Supplied records:
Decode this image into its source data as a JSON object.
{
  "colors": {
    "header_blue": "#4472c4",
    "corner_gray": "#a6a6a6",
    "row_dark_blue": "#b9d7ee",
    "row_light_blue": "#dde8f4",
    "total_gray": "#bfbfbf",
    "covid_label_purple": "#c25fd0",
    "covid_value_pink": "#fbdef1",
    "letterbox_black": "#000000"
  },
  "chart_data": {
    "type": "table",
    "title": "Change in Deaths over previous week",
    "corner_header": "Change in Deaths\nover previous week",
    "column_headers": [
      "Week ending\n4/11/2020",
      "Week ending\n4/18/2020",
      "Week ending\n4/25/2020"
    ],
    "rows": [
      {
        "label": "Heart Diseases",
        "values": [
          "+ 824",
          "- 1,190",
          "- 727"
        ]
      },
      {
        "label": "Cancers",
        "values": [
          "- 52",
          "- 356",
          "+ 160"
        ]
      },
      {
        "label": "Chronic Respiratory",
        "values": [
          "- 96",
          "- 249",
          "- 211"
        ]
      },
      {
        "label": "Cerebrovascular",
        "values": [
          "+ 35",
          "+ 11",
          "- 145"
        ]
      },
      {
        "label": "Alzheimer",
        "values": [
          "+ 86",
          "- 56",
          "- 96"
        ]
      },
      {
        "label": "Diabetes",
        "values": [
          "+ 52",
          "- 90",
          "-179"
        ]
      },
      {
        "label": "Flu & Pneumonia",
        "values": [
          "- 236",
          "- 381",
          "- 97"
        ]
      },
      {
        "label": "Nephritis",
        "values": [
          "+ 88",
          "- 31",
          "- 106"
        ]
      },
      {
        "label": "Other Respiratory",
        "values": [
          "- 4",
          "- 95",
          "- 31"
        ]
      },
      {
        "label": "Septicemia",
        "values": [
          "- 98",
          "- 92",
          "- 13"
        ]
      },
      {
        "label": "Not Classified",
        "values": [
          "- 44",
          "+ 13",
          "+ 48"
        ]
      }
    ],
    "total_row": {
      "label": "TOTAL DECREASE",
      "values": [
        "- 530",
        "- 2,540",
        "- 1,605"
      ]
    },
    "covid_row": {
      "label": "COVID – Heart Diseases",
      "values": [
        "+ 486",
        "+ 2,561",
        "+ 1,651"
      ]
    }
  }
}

Directions:
Every record above needs to be repeated word for word.

Solution:
Decode this image into its source data as a JSON object.
{
  "colors": {
    "header_blue": "#4472c4",
    "corner_gray": "#a6a6a6",
    "row_dark_blue": "#b9d7ee",
    "row_light_blue": "#dde8f4",
    "total_gray": "#bfbfbf",
    "covid_label_purple": "#c25fd0",
    "covid_value_pink": "#fbdef1",
    "letterbox_black": "#000000"
  },
  "chart_data": {
    "type": "table",
    "title": "Change in Deaths over previous week",
    "corner_header": "Change in Deaths\nover previous week",
    "column_headers": [
      "Week ending\n4/11/2020",
      "Week ending\n4/18/2020",
      "Week ending\n4/25/2020"
    ],
    "rows": [
      {
        "label": "Heart Diseases",
        "values": [
          "+ 824",
          "- 1,190",
          "- 727"
        ]
      },
      {
        "label": "Cancers",
        "values": [
          "- 52",
          "- 356",
          "+ 160"
        ]
      },
      {
        "label": "Chronic Respiratory",
        "values": [
          "- 96",
          "- 249",
          "- 211"
        ]
      },
      {
        "label": "Cerebrovascular",
        "values": [
          "+ 35",
          "+ 11",
          "- 145"
        ]
      },
      {
        "label": "Alzheimer",
        "values": [
          "+ 86",
          "- 56",
          "- 96"
        ]
      },
      {
        "label": "Diabetes",
        "values": [
          "+ 52",
          "- 90",
          "-179"
        ]
      },
      {
        "label": "Flu & Pneumonia",
        "values": [
          "- 236",
          "- 381",
          "- 97"
        ]
      },
      {
        "label": "Nephritis",
        "values": [
          "+ 88",
          "- 31",
          "- 106"
        ]
      },
      {
        "label": "Other Respiratory",
        "values": [
          "- 4",
          "- 95",
          "- 31"
        ]
      },
      {
        "label": "Septicemia",
        "values": [
          "- 98",
          "- 92",
          "- 13"
        ]
      },
      {
        "label": "Not Classified",
        "values": [
          "- 44",
          "+ 13",
          "+ 48"
        ]
      }
    ],
    "total_row": {
      "label": "TOTAL DECREASE",
      "values": [
        "- 530",
        "- 2,540",
        "- 1,605"
      ]
    },
    "covid_row": {
      "label": "COVID – Heart Diseases",
      "values": [
        "+ 486",
        "+ 2,561",
        "+ 1,651"
      ]
    }
  }
}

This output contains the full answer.